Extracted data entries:
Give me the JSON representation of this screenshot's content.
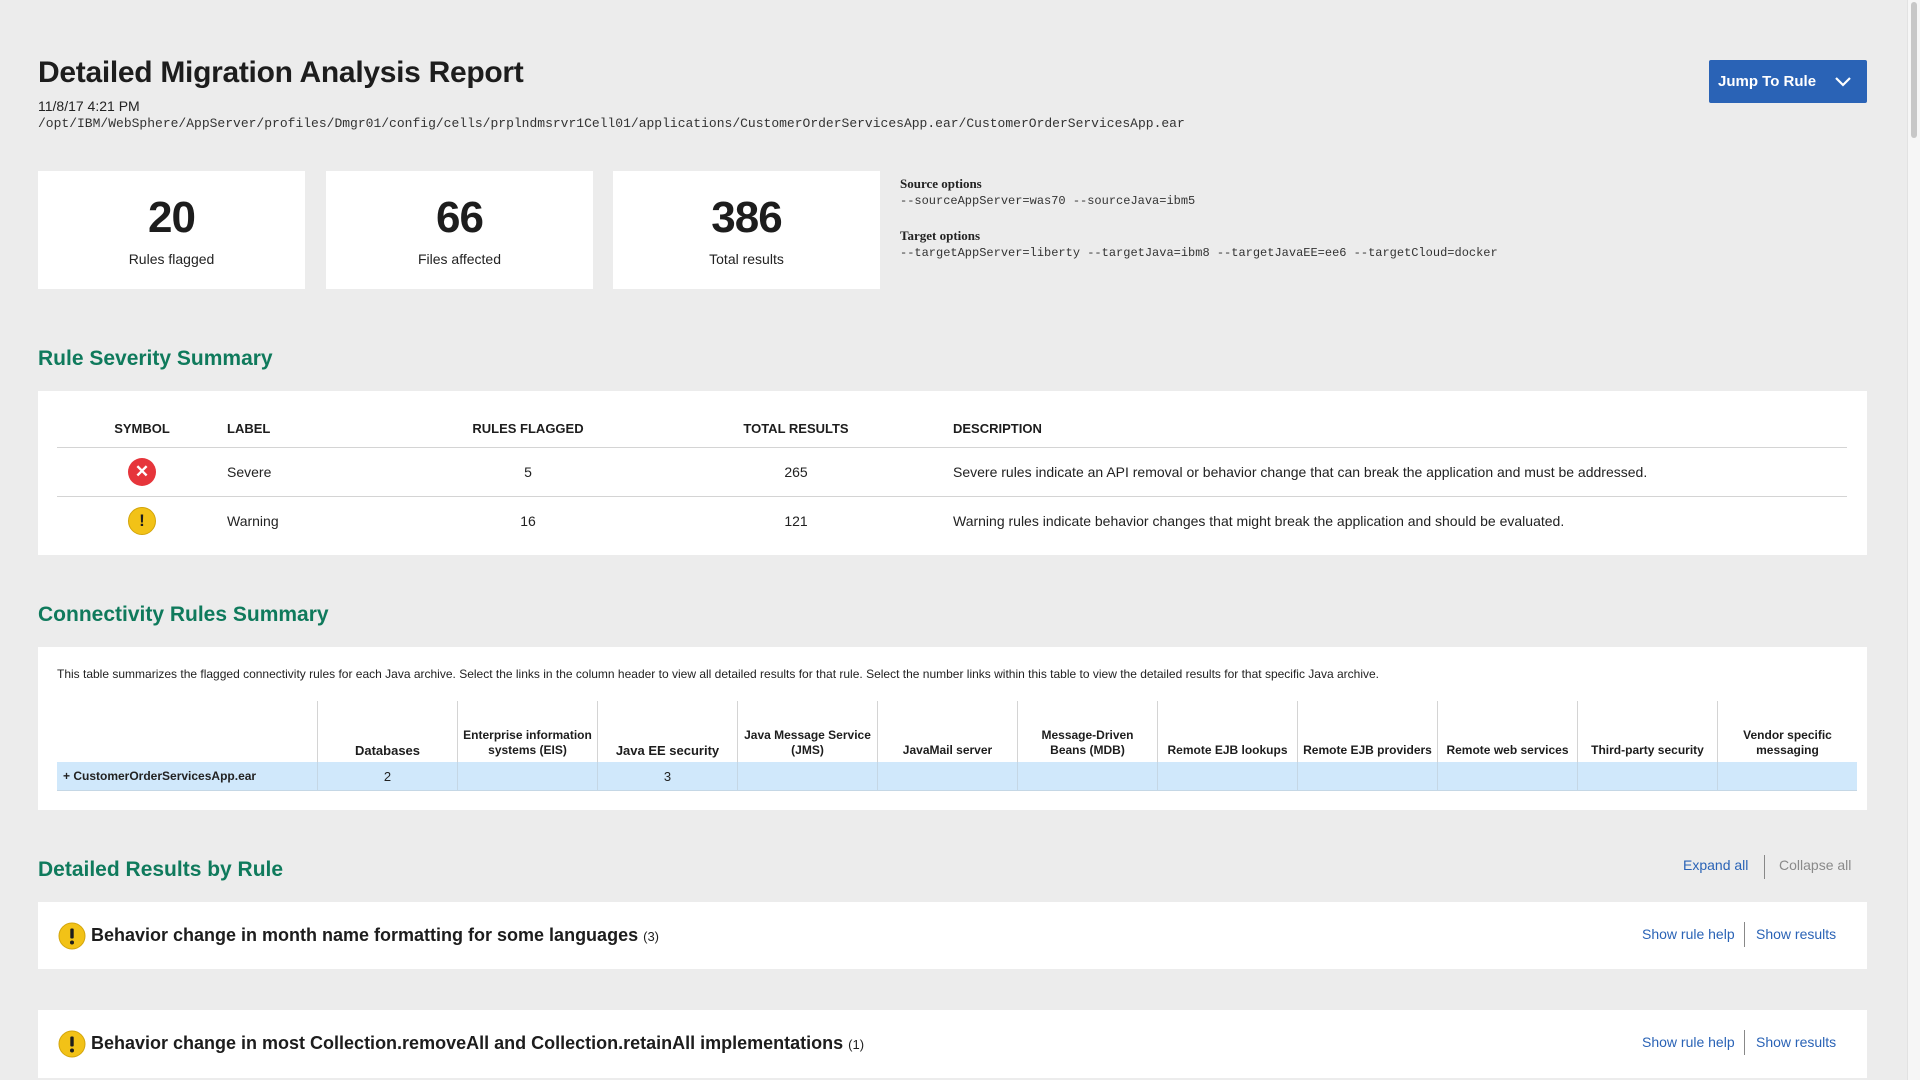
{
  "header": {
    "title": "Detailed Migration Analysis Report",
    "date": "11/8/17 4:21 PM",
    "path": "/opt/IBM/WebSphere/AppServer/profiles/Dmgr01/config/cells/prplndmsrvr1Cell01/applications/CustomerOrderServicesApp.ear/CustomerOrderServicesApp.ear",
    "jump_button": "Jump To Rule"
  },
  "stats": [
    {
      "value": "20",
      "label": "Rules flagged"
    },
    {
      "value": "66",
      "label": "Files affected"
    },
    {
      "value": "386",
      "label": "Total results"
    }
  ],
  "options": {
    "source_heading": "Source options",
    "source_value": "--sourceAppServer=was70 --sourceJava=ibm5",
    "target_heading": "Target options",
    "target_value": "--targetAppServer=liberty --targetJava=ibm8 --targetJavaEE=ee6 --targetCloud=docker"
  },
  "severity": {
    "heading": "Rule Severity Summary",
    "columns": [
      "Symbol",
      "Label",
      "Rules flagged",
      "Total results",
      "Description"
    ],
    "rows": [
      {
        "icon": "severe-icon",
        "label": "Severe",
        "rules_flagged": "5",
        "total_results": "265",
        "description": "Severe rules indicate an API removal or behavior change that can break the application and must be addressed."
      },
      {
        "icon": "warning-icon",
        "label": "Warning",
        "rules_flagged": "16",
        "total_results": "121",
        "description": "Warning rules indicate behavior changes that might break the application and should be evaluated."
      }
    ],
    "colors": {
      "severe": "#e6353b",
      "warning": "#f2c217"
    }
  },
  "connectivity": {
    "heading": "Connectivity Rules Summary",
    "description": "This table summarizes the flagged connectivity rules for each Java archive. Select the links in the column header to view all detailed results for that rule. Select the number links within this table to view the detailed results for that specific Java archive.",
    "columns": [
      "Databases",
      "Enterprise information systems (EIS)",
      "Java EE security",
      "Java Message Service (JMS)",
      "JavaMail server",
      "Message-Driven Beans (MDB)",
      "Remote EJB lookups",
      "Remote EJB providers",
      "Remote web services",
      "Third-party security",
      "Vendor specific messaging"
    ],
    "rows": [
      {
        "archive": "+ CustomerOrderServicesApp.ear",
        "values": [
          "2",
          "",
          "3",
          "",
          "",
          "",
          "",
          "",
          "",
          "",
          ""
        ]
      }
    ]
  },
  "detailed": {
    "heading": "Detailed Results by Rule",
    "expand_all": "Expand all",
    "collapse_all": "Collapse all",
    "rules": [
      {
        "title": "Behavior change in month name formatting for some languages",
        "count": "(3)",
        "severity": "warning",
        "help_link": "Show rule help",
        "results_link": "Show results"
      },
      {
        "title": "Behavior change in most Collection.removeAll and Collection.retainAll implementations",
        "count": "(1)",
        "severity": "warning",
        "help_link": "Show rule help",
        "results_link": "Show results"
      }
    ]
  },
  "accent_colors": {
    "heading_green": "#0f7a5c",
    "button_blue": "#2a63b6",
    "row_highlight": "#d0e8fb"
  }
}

--

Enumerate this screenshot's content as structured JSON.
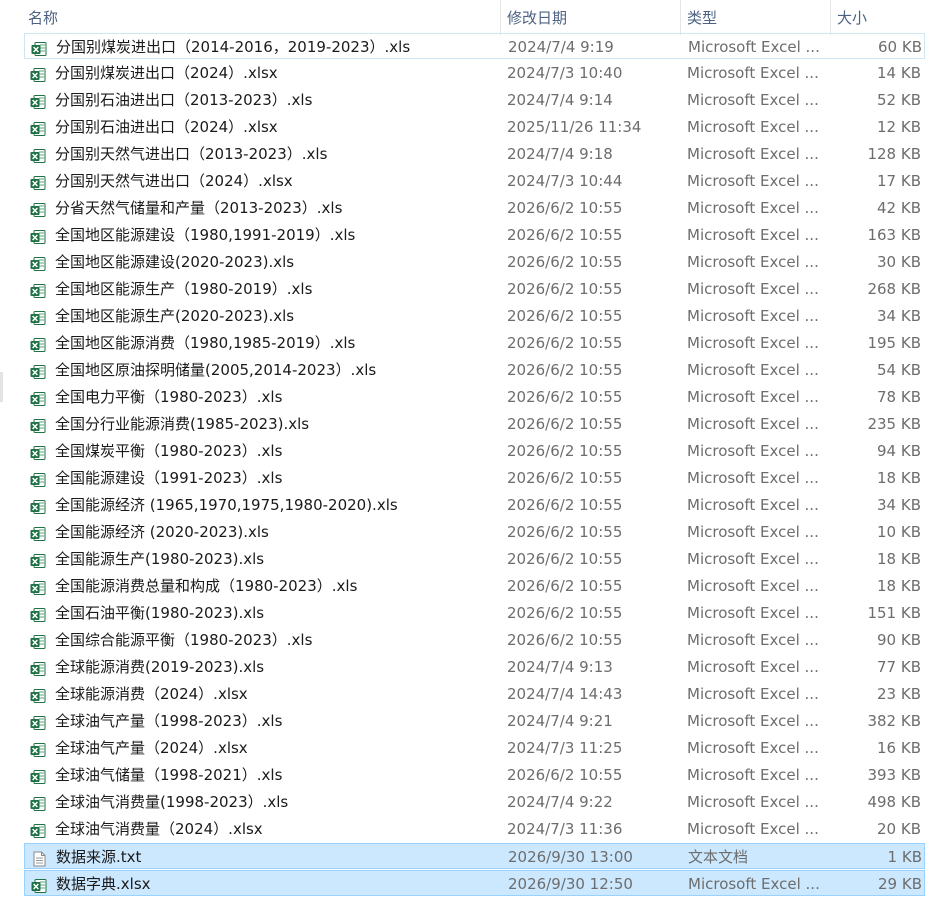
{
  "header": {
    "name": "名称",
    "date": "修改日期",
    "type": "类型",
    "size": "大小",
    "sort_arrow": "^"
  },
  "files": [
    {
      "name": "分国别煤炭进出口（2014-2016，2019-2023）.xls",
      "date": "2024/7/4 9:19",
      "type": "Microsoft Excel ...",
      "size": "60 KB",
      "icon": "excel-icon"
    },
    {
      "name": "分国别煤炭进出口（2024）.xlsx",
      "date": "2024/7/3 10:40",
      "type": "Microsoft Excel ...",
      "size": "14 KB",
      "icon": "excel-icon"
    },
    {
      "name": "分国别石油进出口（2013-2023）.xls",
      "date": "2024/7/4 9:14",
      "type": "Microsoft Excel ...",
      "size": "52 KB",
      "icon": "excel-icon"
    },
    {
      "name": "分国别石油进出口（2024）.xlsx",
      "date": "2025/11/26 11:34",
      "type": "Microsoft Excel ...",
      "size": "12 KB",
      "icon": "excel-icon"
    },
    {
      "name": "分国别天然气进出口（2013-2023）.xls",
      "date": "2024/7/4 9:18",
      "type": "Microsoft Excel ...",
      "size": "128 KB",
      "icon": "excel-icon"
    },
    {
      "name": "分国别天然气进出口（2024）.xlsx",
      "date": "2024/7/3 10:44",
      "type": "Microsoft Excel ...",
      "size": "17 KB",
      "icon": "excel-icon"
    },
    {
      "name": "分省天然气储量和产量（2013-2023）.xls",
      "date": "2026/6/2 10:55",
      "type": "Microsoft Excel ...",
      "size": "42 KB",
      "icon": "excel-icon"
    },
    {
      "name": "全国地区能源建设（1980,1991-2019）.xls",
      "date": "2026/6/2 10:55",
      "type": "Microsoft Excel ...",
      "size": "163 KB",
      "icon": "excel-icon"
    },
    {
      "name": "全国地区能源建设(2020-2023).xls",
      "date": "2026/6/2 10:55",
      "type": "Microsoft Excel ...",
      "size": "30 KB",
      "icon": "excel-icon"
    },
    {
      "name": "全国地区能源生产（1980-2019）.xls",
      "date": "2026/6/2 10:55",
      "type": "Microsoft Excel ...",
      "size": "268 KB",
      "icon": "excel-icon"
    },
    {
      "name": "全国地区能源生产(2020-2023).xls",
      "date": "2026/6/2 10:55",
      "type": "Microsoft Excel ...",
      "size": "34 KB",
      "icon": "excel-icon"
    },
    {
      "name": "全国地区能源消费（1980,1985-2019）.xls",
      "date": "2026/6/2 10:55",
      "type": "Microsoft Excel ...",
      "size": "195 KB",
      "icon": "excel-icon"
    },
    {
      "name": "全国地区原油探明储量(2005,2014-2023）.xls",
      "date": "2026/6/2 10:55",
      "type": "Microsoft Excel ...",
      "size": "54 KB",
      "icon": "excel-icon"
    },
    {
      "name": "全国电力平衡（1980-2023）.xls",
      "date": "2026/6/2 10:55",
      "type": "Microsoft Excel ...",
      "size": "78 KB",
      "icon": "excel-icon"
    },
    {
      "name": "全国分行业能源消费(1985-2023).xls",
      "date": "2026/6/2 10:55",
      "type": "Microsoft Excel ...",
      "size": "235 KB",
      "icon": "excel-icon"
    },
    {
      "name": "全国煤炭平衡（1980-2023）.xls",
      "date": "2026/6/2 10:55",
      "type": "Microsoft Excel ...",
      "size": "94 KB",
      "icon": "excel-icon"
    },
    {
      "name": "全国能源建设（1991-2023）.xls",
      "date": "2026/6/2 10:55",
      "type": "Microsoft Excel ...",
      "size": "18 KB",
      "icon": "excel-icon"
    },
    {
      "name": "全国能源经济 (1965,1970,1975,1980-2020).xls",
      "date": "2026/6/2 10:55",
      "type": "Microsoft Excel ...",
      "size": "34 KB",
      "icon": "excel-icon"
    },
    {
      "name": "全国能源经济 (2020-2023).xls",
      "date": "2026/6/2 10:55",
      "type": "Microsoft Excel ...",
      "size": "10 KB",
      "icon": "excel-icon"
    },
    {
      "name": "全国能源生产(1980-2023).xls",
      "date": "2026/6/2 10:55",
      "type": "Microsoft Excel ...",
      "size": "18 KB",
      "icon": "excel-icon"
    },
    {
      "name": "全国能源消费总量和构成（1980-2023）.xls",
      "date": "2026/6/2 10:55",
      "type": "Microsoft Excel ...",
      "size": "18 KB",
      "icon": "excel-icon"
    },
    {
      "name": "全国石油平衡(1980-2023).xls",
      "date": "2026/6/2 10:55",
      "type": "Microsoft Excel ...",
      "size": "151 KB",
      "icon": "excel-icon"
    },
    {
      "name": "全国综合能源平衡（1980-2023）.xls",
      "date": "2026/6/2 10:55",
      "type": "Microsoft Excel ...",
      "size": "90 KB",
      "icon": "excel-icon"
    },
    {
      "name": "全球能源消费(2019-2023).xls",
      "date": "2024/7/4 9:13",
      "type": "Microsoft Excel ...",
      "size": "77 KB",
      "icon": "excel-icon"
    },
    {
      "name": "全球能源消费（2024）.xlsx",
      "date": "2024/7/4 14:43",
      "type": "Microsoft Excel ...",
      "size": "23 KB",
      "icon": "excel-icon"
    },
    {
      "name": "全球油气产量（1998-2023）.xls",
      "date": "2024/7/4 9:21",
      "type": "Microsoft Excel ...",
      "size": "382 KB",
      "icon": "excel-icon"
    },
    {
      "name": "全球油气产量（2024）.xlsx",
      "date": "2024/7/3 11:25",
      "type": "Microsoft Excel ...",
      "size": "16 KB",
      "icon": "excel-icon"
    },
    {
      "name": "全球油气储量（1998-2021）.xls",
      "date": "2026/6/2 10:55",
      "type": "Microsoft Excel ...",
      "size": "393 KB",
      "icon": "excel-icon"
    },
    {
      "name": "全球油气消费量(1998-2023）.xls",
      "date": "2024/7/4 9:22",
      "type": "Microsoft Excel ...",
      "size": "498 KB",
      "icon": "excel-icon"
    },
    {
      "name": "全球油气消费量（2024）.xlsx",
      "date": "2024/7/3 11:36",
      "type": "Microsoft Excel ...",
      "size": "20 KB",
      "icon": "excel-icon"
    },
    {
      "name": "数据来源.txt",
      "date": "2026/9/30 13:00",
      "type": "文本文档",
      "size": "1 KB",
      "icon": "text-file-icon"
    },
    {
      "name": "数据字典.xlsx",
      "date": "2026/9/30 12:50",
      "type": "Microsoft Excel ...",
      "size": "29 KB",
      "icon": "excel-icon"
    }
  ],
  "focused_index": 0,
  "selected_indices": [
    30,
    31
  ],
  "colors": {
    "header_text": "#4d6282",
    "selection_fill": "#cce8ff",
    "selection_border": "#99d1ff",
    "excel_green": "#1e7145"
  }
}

### OBJECTIVE:
Out of the material above, gather each line where "content" appears.

### COMPLETED TASK:
Give me the JSON representation of this screenshot's content.
Enumerate this screenshot's content as structured JSON.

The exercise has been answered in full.